Locate each line below that includes "Options" and reproduce it.

★ ★ ★ ★ ★

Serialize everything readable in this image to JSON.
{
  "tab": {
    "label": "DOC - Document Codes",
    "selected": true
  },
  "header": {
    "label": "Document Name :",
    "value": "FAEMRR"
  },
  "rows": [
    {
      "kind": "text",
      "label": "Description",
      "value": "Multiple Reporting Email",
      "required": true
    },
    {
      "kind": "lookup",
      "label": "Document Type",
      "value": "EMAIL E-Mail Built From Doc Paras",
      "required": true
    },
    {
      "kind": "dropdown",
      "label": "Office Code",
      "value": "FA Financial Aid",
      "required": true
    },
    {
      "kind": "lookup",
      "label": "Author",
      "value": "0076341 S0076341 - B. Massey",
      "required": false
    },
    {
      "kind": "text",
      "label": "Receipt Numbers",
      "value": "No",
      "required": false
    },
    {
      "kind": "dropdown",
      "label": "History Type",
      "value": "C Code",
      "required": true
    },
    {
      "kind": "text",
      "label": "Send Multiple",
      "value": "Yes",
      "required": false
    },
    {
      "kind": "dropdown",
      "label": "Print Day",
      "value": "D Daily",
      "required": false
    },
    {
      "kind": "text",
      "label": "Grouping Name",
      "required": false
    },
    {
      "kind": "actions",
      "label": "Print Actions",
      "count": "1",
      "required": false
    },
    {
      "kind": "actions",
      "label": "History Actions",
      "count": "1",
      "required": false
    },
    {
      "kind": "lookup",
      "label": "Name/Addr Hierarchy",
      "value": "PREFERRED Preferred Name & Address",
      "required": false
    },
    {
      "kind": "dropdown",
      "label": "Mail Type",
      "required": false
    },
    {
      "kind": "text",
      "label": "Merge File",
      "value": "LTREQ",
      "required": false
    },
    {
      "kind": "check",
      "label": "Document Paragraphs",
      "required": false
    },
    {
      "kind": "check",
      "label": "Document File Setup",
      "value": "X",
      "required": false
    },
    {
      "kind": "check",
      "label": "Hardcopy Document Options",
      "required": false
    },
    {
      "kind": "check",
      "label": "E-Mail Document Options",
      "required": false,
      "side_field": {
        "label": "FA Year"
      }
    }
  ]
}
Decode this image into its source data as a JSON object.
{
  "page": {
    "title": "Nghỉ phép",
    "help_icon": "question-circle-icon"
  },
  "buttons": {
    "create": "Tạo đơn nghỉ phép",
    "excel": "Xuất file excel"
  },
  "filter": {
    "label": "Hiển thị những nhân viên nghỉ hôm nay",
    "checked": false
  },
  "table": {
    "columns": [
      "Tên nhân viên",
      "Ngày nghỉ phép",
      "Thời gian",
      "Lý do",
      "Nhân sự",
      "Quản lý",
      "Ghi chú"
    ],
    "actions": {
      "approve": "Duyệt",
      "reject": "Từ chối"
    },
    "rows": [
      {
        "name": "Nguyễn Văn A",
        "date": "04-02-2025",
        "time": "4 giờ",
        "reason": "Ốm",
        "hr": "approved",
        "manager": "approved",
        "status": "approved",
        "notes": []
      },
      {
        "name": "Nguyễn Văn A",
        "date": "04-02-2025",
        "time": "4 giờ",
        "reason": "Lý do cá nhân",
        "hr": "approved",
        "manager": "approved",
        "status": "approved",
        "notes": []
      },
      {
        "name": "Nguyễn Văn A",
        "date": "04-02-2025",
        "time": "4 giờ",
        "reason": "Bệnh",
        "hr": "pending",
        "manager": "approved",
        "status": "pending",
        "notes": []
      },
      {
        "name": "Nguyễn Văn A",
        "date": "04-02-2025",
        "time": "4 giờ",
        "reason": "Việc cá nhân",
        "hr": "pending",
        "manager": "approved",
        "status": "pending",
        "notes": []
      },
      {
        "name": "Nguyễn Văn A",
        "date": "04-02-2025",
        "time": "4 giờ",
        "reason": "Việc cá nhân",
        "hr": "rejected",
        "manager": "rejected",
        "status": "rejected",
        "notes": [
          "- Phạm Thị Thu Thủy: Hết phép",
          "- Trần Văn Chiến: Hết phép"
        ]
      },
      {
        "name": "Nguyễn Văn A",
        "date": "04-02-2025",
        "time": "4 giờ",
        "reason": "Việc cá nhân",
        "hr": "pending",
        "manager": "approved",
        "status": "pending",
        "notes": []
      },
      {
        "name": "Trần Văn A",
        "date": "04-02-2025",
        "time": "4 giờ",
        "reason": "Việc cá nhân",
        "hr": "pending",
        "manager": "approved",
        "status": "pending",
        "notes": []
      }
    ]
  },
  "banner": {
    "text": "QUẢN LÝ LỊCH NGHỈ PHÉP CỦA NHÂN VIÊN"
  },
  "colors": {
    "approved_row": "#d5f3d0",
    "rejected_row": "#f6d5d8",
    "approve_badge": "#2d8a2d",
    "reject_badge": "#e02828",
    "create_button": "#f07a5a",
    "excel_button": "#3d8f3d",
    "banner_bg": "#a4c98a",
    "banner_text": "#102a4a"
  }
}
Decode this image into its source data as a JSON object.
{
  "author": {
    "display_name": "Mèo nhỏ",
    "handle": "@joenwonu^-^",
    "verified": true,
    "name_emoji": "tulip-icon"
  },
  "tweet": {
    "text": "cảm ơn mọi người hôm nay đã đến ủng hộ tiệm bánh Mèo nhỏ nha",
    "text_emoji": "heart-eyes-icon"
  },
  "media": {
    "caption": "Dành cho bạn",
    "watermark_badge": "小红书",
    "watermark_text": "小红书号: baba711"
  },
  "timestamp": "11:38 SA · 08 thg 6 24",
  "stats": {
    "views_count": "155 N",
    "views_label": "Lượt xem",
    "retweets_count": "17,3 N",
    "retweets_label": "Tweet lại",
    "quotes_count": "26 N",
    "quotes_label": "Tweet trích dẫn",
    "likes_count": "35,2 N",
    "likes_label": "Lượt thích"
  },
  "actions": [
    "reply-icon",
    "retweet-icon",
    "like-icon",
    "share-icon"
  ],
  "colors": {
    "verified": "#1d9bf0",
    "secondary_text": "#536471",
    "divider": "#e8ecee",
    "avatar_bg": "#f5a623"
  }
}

★ ★ ★ ★ ★

§ Response below:
      "label": "Hardcopy Document Options",
      "label": "E-Mail Document Options",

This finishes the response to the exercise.